__Task to carry out__.
Tally the lines that include the word "title" and reply with nothing but the total.

__Supplied material__.

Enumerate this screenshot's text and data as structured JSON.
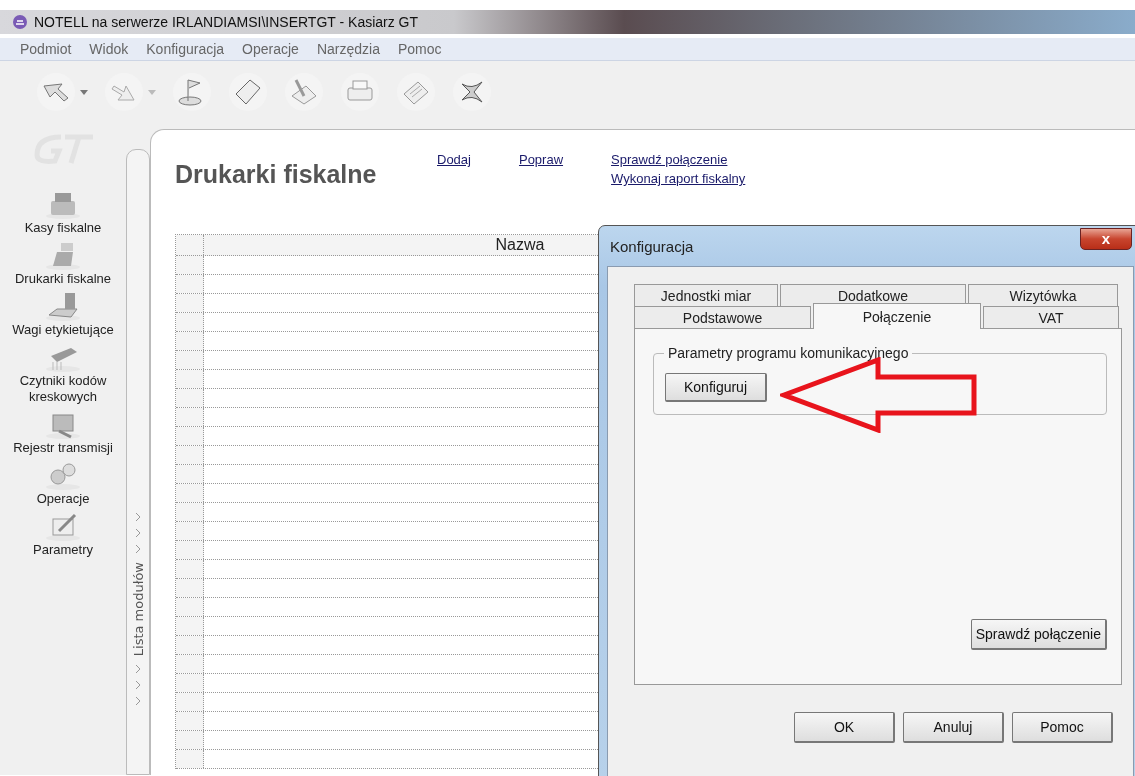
{
  "window": {
    "title": "NOTELL na serwerze IRLANDIAMSI\\INSERTGT - Kasiarz GT"
  },
  "menu": [
    "Podmiot",
    "Widok",
    "Konfiguracja",
    "Operacje",
    "Narzędzia",
    "Pomoc"
  ],
  "sidebar": {
    "items": [
      {
        "label": "Kasy fiskalne",
        "kind": "register"
      },
      {
        "label": "Drukarki fiskalne",
        "kind": "printer"
      },
      {
        "label": "Wagi etykietujące",
        "kind": "scale"
      },
      {
        "label": "Czytniki kodów kreskowych",
        "kind": "scanner"
      },
      {
        "label": "Rejestr transmisji",
        "kind": "transfer"
      },
      {
        "label": "Operacje",
        "kind": "gears"
      },
      {
        "label": "Parametry",
        "kind": "form"
      }
    ],
    "panel_label": "Lista modułów"
  },
  "page": {
    "title": "Drukarki fiskalne",
    "links": [
      [
        "Dodaj"
      ],
      [
        "Popraw"
      ],
      [
        "Sprawdź połączenie",
        "Wykonaj raport fiskalny"
      ]
    ],
    "table": {
      "columns": [
        "Nazwa"
      ]
    }
  },
  "dialog": {
    "title": "Konfiguracja",
    "close": "x",
    "tab_rows": [
      [
        {
          "label": "Jednostki miar",
          "selected": false
        },
        {
          "label": "Dodatkowe",
          "selected": false
        },
        {
          "label": "Wizytówka",
          "selected": false
        }
      ],
      [
        {
          "label": "Podstawowe",
          "selected": false
        },
        {
          "label": "Połączenie",
          "selected": true
        },
        {
          "label": "VAT",
          "selected": false
        }
      ]
    ],
    "group": {
      "label": "Parametry programu komunikacyjnego",
      "button": "Konfiguruj"
    },
    "test_button": "Sprawdź połączenie",
    "buttons": [
      "OK",
      "Anuluj",
      "Pomoc"
    ]
  }
}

__The answer__.
3